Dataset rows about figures
━━━━━━━━━━━━━━━━━━━━

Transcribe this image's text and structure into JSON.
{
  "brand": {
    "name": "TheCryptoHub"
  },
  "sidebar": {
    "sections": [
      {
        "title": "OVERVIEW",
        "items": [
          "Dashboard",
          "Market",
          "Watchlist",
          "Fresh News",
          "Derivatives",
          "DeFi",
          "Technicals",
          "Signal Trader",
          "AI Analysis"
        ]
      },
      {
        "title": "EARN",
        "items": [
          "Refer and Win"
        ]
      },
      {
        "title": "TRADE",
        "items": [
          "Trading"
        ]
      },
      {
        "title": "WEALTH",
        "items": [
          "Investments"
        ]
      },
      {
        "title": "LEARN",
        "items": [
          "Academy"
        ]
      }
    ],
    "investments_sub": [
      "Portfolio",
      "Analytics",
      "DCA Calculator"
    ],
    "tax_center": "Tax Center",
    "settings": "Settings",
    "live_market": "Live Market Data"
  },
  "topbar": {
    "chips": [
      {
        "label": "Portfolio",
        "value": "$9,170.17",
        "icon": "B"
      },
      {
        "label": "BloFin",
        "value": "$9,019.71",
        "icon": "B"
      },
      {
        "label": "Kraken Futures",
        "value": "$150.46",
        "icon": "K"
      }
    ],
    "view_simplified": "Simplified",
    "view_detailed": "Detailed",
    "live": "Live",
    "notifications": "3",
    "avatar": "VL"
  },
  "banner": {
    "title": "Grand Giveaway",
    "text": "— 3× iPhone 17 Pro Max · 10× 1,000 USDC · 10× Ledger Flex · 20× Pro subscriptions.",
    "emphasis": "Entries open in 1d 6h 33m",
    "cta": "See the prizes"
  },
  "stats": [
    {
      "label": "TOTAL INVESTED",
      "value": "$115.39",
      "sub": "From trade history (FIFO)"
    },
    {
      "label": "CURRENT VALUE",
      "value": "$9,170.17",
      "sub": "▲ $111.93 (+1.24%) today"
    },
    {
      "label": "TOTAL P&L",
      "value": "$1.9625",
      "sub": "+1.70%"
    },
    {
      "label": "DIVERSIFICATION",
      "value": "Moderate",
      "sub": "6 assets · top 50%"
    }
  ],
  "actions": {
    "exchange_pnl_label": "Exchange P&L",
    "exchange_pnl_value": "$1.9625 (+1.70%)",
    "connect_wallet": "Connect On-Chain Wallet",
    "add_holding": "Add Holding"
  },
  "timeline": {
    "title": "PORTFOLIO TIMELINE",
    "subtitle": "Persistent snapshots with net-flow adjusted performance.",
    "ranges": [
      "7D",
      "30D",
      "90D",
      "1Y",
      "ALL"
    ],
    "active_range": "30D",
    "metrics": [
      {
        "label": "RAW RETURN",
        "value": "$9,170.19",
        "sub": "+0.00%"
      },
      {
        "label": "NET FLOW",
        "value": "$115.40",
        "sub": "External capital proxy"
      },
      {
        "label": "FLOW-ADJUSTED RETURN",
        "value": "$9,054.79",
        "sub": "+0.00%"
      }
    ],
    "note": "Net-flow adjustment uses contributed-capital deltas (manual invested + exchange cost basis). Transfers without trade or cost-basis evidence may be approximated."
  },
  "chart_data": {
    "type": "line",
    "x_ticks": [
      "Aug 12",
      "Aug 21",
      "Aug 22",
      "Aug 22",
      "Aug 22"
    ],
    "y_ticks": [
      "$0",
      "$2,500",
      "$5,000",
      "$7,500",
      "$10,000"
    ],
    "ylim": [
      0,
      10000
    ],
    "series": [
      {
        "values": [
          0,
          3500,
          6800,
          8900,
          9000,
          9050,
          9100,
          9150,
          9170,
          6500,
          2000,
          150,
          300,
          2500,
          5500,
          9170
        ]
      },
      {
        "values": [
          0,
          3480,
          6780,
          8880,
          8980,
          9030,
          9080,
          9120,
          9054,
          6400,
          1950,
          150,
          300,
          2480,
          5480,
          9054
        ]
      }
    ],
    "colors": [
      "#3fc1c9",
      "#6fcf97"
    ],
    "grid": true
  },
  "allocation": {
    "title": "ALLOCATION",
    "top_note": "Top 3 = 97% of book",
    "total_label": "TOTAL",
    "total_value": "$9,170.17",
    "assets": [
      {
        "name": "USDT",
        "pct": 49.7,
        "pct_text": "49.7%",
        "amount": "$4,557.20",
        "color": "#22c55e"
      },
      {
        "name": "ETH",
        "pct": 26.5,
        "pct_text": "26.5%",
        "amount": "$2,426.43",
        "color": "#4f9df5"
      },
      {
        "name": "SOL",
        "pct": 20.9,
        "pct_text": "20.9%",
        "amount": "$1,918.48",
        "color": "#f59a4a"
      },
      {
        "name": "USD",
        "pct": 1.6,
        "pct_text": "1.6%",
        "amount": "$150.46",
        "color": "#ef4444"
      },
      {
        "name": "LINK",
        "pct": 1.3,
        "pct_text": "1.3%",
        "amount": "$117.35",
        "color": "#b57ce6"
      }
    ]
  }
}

━━━━━━━━━━━━━━━━━━━━

=== What is required ===
Looking at the entries above, state how many lines contain "Live"; give the number alone.

=== Response below ===
2